* **Instructions to follow**
List all lines of the data that include the string "this".
[START OF Record excerpts]
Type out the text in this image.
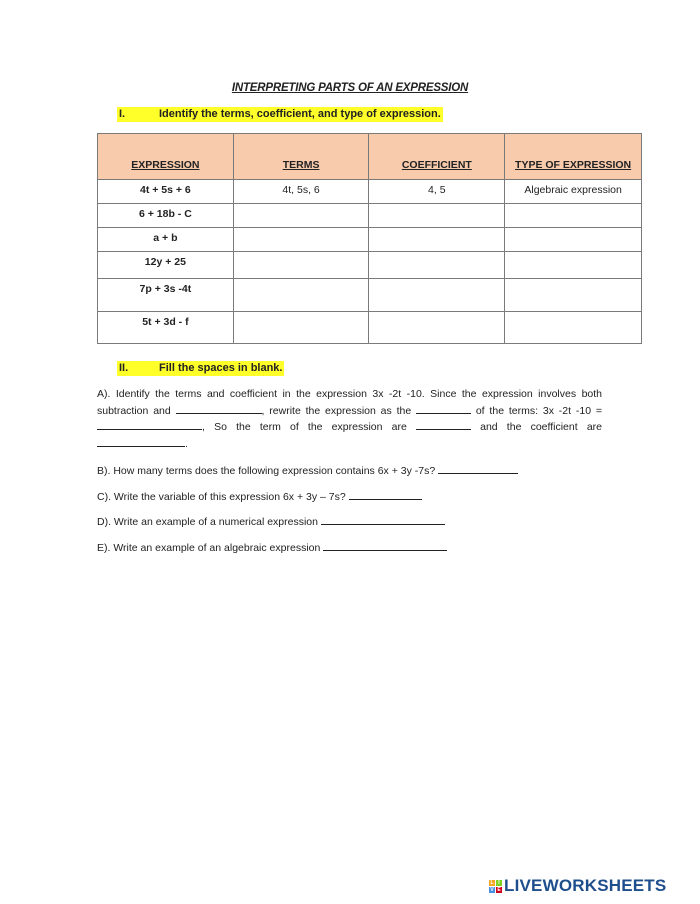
INTERPRETING PARTS OF AN EXPRESSION
I.	Identify the terms, coefficient, and type of expression.
EXPRESSION	TERMS	COEFFICIENT	TYPE OF EXPRESSION
4t + 5s + 6	4t, 5s, 6	4, 5	Algebraic expression
6 + 18b - C			
a + b			
12y + 25			
7p + 3s -4t			
5t + 3d - f			
II.	Fill the spaces in blank.
A). Identify the terms and coefficient in the expression 3x -2t -10. Since the expression involves both subtraction and	, rewrite the expression as the	of the terms: 3x -2t -10 = , So the term of the expression are	and the coefficient are .
B). How many terms does the following expression contains 6x + 3y -7s?
C). Write the variable of this expression 6x + 3y – 7s?
D). Write an example of a numerical expression
E). Write an example of an algebraic expression
L I
V E LIVEWORKSHEETS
[END OF Record excerpts]
* **Task output**
Type out the text in this image.
C). Write the variable of this expression 6x + 3y – 7s?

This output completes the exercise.